» Required work:
1 – According to the editorial on the Army's VX plan, what is the lowest level of VX that existing technology can measure?
2 – Summarize the editorial on the Army's VX plan in two sentences.
3 – In the editorial on the Army's VX plan, rewrite the part that opens with the words containing "The fight over" and closes with "resolve this dispute.", swapping "oyster beds" for "clam beds".

» Supplied passage:
++++++++

VX Plan Goes to Court--The right venue

 

Published: Monday, January 1, 2007

The fight over the Army's plan to truck 4 million gallons of a hydrolysate to a DuPont Co. treatment plant in Salem County and then ultimately discharge the waste into the Delaware River is now headed for court. Good.

Hydrolysate is a caustic substance left over after deadly VX nerve agent -- one drop can kill a man -- is neutralized. Under the terms of a 1997 international treaty, the Army is destroying the VX at a chemical-weapons depot in Indiana. And the question of whether the hydrolysate can be safely pumped into the Delaware River, 30 miles upstream from the Delaware Bay's oyster beds, has raged for months.

Federal court, where several environmental and watchdog groups filed suit recently to block the plan, may be the best place to resolve this dispute.

One key issue will be how much VX remains in the hydrolysate. The lawsuit cites a federal law banning the interstate shipment of chemical weapons. The Army says the amount of VX in the hydrolysate is negligible but acknowledges that existing technology can only measure VX down to 14 parts per billion. Concentrations as low as 20 to 25 parts per billion have been shown to kill fish.

++++++++

» Material shown:
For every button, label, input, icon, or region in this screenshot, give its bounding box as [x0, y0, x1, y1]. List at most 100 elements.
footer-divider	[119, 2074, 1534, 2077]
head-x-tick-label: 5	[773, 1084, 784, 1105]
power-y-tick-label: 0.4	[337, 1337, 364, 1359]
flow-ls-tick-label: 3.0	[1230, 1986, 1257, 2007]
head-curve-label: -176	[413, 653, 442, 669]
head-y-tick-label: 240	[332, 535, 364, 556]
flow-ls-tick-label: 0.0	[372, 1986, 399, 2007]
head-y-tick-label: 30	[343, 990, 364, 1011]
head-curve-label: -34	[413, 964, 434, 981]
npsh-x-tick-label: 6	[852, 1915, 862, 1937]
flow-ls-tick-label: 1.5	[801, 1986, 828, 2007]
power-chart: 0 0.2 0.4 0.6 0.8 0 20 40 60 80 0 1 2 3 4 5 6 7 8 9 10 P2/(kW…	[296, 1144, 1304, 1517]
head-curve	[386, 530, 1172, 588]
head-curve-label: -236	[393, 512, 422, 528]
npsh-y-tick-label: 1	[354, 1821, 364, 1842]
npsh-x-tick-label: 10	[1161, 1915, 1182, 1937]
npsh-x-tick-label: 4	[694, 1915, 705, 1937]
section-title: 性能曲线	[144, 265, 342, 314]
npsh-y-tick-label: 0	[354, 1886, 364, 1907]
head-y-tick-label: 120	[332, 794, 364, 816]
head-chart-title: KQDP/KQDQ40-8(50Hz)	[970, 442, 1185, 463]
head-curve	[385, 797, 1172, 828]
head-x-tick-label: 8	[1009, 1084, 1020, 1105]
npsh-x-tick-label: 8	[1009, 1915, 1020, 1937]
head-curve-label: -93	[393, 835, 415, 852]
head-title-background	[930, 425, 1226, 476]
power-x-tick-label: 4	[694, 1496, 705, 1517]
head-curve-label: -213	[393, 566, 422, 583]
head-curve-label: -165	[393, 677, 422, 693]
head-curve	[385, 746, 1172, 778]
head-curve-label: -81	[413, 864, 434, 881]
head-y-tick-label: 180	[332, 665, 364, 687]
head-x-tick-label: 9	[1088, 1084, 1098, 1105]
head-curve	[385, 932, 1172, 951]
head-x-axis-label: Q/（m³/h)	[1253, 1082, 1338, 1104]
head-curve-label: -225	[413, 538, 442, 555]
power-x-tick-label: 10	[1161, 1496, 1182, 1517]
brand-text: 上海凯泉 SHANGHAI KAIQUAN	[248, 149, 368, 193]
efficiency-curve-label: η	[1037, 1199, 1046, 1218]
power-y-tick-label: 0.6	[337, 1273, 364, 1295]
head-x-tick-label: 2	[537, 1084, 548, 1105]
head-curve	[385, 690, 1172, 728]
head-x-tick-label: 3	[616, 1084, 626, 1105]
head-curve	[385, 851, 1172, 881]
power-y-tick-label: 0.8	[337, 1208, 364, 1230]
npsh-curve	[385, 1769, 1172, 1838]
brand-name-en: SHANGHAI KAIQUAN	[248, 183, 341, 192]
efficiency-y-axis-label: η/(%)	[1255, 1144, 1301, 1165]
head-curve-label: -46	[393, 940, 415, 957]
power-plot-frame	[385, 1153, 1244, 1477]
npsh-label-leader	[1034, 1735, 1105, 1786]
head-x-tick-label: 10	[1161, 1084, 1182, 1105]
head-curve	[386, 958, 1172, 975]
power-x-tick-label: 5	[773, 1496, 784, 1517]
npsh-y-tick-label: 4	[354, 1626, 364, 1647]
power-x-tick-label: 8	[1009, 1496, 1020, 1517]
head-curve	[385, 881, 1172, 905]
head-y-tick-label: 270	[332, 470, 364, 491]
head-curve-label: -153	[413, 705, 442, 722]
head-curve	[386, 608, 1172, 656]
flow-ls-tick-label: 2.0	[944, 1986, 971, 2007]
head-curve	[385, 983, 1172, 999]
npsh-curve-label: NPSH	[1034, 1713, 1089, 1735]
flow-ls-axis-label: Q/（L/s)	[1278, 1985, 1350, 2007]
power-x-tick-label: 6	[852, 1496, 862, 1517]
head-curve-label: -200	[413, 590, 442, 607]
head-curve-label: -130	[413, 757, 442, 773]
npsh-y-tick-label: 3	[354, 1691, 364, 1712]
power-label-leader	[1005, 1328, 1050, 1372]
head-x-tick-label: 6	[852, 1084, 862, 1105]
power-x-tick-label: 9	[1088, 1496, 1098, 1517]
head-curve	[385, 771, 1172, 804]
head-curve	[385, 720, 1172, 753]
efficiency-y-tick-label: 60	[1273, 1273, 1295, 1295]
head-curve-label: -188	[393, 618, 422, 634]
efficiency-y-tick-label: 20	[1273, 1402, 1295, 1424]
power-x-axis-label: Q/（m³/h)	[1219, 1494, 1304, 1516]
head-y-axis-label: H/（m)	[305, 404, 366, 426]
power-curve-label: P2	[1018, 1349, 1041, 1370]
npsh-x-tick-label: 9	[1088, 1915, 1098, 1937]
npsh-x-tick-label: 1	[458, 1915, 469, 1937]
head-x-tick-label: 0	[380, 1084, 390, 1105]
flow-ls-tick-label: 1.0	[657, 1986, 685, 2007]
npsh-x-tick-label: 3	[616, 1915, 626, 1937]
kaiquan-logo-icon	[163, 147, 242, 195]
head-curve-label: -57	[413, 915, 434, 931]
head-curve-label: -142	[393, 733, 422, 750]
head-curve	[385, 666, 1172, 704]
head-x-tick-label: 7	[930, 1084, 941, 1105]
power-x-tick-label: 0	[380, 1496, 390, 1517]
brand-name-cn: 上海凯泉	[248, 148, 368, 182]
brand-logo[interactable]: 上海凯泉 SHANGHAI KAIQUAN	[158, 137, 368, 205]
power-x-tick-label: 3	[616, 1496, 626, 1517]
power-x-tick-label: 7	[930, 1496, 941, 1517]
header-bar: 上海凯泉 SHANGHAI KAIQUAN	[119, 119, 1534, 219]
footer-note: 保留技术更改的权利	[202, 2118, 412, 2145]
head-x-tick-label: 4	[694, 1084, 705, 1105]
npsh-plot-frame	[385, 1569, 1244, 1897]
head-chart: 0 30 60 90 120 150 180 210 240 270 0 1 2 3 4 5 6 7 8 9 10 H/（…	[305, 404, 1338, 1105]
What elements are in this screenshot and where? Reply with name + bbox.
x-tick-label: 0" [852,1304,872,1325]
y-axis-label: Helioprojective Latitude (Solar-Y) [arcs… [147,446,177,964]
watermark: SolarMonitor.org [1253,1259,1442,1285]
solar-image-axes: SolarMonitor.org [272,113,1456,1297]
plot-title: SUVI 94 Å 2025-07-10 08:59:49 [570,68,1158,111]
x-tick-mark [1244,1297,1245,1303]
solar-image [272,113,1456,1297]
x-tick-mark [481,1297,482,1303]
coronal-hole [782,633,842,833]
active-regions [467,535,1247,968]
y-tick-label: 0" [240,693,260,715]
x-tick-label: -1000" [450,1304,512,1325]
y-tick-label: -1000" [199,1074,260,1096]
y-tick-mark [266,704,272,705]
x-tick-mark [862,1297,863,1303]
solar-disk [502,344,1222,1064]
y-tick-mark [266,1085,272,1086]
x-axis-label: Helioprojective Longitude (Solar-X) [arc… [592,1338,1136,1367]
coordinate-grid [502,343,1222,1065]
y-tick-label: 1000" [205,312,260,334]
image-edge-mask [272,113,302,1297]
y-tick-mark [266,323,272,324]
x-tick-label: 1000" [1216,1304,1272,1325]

++++++++

» Task-by-task solutions:
1 – Existing technology can measure VX only down to 14 parts per billion.

2 – The Army's plan to truck 4 million gallons of hydrolysate, a caustic substance left after VX nerve agent is neutralized, to a DuPont Co. plant in Salem County and then discharge it into the Delaware River is headed for federal court, where environmental and watchdog groups have sued to block it. A key issue will be how much VX remains in the hydrolysate: the Army calls the amount negligible, but current technology can measure VX only down to 14 parts per billion, and concentrations as low as 20 to 25 parts per billion have killed fish.

3 –
The fight over the Army's plan to truck 4 million gallons of a hydrolysate to a DuPont Co. treatment plant in Salem County and then ultimately discharge the waste into the Delaware River is now headed for court. Good.

Hydrolysate is a caustic substance left over after deadly VX nerve agent -- one drop can kill a man -- is neutralized. Under the terms of a 1997 international treaty, the Army is destroying the VX at a chemical-weapons depot in Indiana. And the question of whether the hydrolysate can be safely pumped into the Delaware River, 30 miles upstream from the Delaware Bay's clam beds, has raged for months.

Federal court, where several environmental and watchdog groups filed suit recently to block the plan, may be the best place to resolve this dispute.